▸ **What to do**:
Copy each line where the word "mark" occurs.

Collected data entries:
········

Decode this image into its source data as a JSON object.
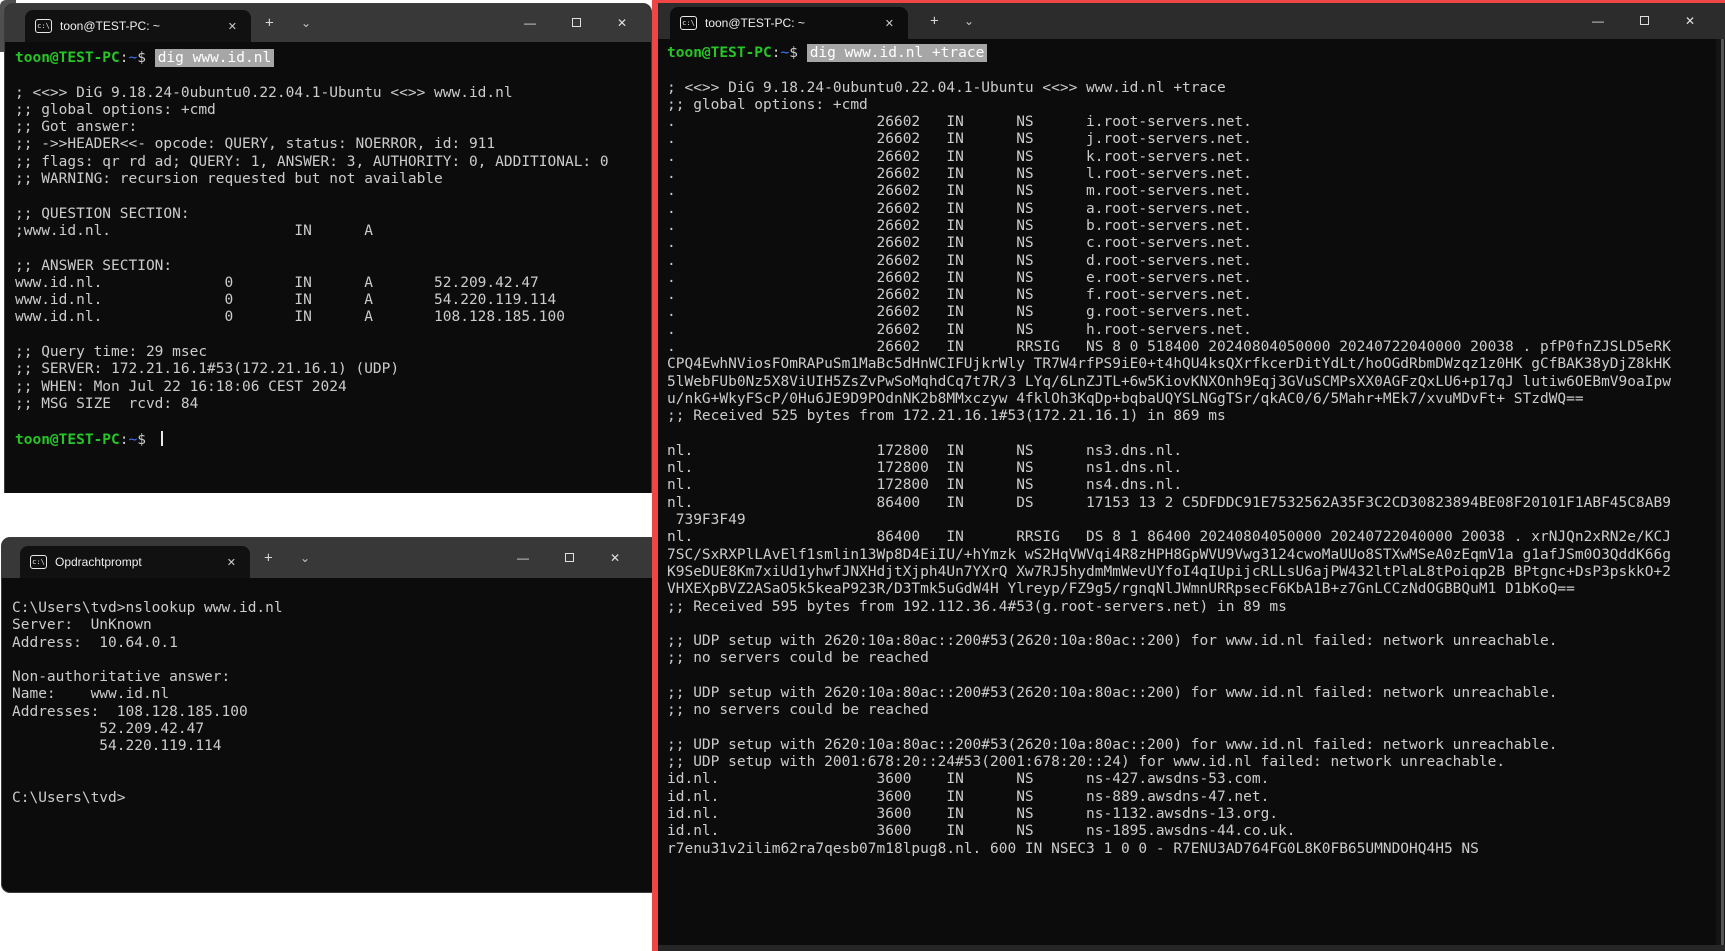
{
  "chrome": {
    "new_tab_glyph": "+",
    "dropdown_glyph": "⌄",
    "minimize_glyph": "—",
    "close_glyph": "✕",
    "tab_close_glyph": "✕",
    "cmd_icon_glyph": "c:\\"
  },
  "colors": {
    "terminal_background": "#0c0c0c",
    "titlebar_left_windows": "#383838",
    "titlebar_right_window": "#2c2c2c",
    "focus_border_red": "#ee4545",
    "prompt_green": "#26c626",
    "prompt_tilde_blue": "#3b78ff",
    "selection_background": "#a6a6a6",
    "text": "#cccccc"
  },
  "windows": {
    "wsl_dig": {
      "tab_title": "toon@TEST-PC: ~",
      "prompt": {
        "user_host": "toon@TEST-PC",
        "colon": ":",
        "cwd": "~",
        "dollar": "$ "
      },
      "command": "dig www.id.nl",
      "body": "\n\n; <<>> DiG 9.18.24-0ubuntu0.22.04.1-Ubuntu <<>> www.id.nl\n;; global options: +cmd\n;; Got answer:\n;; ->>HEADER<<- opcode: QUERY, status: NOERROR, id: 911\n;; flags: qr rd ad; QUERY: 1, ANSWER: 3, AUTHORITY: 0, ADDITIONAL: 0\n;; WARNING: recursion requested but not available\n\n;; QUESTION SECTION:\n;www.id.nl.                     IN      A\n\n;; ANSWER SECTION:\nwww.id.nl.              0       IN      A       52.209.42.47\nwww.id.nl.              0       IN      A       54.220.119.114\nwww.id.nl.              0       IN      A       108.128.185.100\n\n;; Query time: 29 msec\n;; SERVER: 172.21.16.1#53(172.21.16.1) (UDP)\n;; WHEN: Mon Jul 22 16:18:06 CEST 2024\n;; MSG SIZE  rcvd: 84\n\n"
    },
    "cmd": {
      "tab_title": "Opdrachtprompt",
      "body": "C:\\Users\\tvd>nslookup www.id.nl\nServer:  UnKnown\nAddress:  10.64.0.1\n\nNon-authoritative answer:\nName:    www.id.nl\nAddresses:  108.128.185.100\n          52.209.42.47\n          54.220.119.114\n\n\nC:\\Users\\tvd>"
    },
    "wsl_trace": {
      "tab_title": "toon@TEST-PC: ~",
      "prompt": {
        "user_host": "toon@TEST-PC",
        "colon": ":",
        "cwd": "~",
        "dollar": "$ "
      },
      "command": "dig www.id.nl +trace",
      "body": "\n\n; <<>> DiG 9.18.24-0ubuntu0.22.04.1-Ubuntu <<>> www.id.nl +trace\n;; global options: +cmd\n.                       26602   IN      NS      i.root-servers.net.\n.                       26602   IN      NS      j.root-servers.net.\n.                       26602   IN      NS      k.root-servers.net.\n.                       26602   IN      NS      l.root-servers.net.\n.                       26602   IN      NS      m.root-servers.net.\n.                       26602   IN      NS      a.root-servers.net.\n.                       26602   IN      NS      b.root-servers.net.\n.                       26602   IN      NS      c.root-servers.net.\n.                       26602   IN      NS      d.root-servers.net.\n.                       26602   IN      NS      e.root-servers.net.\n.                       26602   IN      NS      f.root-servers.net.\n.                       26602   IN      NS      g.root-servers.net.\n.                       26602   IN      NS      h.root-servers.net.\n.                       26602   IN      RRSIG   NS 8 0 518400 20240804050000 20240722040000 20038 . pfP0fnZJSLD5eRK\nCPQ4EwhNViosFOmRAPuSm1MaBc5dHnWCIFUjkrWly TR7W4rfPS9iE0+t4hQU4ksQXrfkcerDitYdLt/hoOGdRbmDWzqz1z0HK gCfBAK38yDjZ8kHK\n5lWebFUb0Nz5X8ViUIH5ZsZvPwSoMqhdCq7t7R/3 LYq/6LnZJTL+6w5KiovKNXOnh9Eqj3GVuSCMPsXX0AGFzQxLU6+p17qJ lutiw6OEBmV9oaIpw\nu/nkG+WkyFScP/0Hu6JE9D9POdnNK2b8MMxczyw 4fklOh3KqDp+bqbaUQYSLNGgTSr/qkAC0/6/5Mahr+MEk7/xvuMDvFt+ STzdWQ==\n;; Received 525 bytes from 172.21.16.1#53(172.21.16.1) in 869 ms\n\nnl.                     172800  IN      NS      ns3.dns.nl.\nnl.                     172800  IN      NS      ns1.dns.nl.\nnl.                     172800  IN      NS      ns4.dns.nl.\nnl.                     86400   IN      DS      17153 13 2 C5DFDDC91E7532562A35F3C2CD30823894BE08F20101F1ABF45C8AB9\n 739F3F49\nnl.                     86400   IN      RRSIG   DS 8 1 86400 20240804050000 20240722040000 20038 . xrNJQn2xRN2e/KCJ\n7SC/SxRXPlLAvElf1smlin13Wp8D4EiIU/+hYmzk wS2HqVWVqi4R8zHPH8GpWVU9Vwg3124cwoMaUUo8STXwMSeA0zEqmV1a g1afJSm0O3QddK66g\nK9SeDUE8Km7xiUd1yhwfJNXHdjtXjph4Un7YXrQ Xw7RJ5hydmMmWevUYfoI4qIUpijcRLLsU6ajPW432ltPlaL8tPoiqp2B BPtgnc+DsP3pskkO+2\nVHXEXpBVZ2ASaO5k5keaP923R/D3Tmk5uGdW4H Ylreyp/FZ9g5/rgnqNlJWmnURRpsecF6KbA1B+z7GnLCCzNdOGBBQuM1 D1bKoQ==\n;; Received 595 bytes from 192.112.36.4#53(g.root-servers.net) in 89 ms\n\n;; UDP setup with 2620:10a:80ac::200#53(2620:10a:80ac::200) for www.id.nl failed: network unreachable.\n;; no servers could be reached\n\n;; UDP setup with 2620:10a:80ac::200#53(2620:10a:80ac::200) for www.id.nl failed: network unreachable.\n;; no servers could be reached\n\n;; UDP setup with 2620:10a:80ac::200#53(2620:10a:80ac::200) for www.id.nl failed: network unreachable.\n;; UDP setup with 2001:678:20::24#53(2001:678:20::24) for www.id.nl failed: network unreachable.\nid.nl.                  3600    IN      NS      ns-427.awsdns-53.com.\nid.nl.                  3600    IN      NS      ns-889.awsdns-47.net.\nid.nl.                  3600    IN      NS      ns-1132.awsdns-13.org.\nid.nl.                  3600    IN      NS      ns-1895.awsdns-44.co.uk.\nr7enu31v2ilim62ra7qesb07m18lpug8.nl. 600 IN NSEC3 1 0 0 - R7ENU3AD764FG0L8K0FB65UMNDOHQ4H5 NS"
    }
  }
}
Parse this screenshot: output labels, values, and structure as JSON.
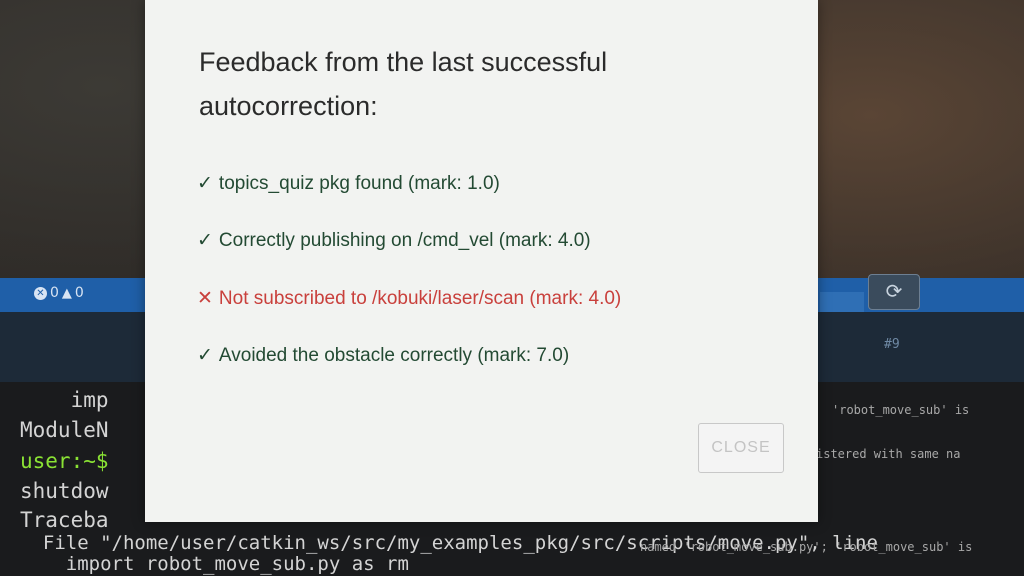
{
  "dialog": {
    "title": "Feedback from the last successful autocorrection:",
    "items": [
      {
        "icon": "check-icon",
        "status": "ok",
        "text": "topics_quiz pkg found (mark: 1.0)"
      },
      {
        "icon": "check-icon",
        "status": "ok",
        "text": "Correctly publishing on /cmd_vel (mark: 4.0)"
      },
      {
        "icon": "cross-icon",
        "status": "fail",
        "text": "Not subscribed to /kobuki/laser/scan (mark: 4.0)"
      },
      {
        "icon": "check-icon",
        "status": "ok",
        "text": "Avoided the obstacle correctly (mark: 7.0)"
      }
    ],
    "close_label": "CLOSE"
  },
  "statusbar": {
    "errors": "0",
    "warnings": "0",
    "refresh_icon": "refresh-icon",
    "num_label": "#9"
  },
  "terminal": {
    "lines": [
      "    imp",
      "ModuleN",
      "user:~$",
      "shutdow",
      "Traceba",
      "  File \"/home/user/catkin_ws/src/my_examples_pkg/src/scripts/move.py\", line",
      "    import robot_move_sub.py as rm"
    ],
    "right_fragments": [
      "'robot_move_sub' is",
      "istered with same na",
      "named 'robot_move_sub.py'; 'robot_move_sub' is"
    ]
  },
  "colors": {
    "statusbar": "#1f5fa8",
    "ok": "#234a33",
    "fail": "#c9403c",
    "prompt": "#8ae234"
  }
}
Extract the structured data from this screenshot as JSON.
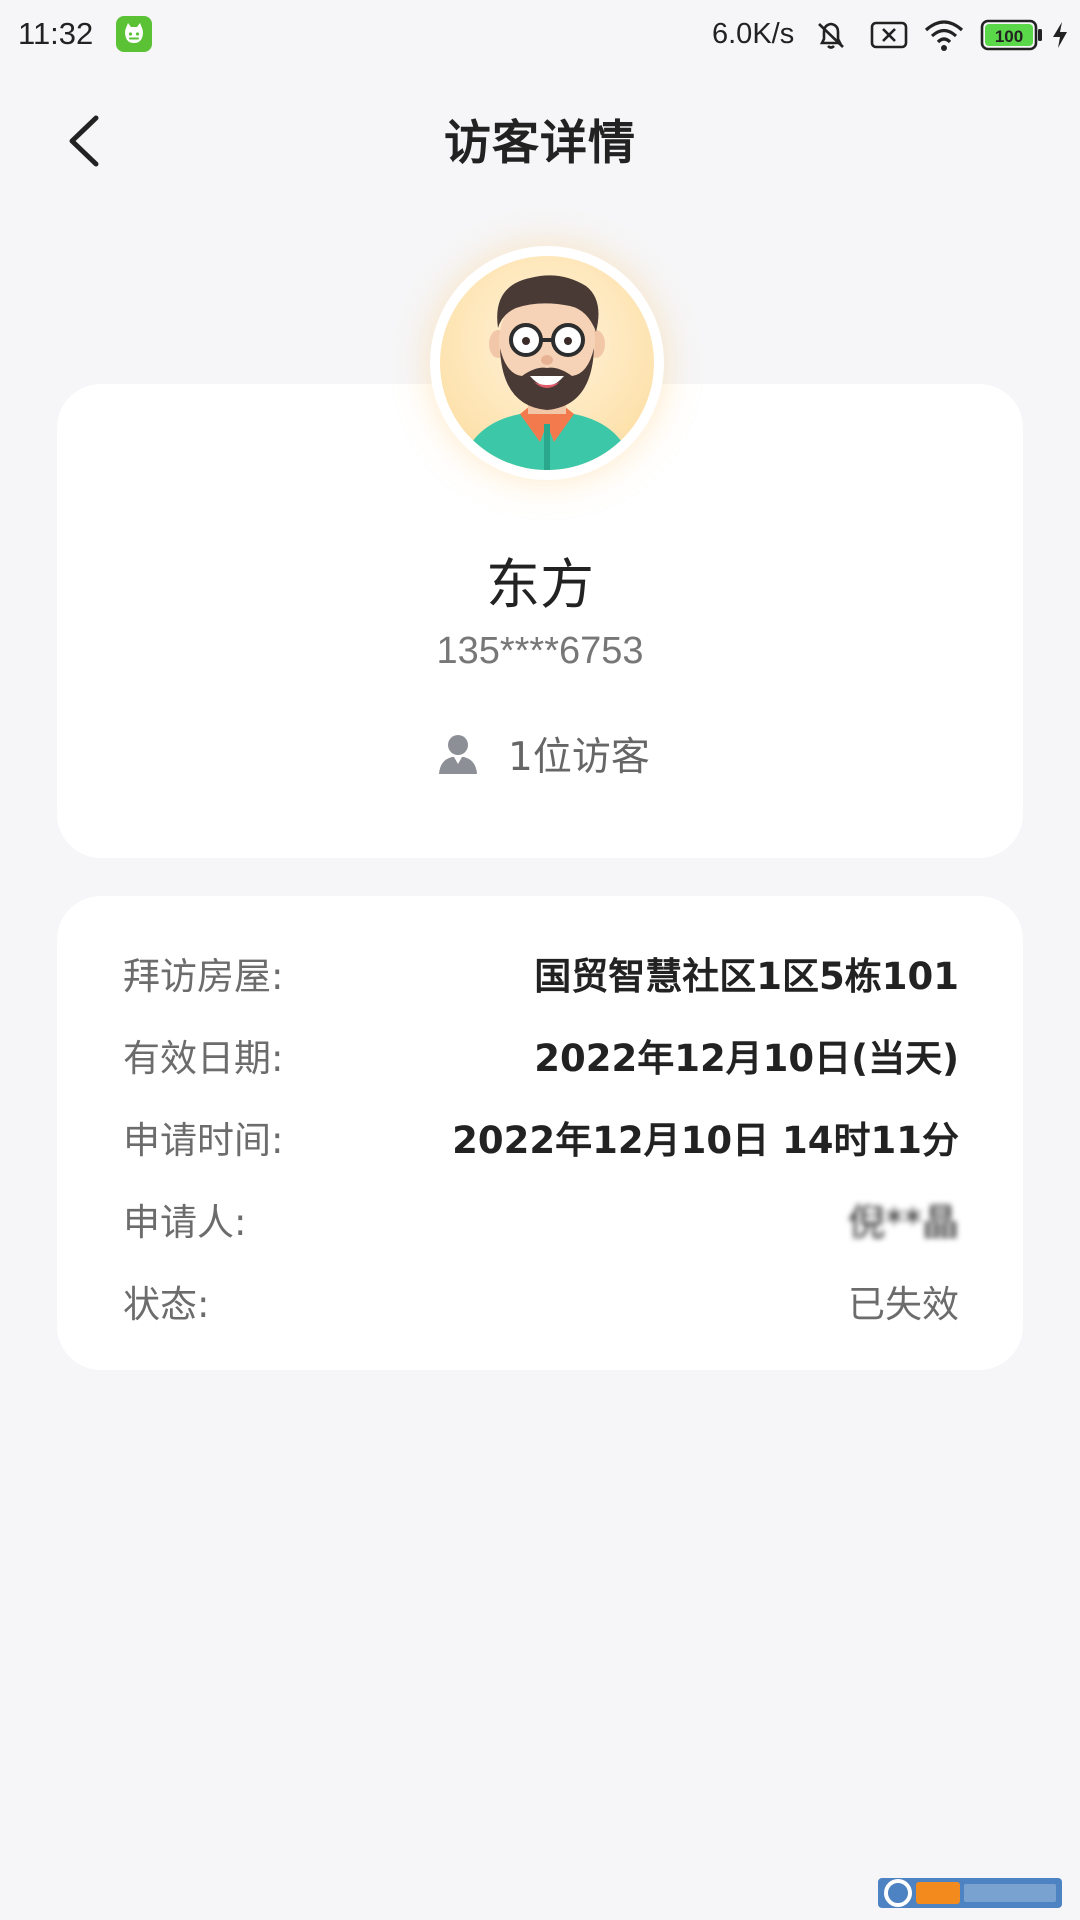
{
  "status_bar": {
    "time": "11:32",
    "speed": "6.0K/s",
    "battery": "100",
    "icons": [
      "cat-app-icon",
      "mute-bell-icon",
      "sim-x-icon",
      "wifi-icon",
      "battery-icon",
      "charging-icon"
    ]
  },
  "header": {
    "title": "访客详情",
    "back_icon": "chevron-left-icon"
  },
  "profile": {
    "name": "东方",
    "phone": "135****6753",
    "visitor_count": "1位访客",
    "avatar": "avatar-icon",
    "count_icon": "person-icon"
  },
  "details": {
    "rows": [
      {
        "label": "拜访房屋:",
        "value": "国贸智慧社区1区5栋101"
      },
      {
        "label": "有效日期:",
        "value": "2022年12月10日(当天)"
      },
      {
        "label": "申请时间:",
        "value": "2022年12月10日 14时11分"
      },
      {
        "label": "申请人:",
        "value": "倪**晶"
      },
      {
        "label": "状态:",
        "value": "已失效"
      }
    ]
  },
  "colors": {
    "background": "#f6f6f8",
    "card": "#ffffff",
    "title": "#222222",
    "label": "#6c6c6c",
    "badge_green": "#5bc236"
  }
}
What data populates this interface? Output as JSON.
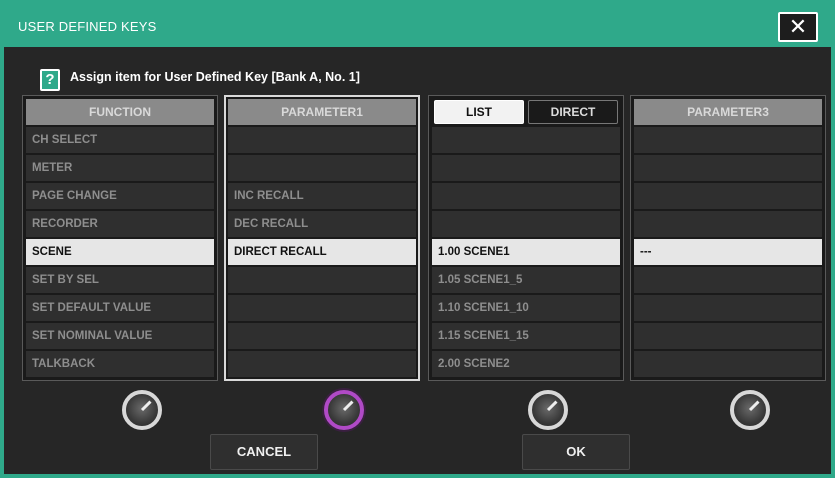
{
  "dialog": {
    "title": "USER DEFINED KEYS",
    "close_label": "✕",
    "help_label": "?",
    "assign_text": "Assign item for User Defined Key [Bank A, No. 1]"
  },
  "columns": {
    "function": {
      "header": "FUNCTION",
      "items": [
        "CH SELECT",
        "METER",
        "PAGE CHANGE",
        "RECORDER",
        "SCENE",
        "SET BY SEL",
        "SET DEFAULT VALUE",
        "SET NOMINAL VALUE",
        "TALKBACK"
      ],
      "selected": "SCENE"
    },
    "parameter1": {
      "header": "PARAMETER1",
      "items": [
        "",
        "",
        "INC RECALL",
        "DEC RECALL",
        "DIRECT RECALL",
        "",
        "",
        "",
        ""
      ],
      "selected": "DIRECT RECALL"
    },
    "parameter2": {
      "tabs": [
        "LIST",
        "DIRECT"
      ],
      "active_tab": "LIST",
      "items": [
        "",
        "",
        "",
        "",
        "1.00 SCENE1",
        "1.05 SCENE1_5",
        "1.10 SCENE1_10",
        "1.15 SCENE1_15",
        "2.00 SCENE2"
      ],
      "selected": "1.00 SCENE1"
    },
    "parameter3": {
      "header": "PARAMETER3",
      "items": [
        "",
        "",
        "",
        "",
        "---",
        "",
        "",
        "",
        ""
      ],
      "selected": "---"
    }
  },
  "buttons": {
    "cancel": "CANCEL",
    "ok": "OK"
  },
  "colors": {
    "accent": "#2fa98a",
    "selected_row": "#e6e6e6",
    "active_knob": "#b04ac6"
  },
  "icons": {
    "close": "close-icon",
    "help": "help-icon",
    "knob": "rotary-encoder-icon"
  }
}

········

▸ **Problem solution**:
        "text": "topics_quiz pkg found (mark: 1.0)"
        "text": "Correctly publishing on /cmd_vel (mark: 4.0)"
        "text": "Not subscribed to /kobuki/laser/scan (mark: 4.0)"
        "text": "Avoided the obstacle correctly (mark: 7.0)"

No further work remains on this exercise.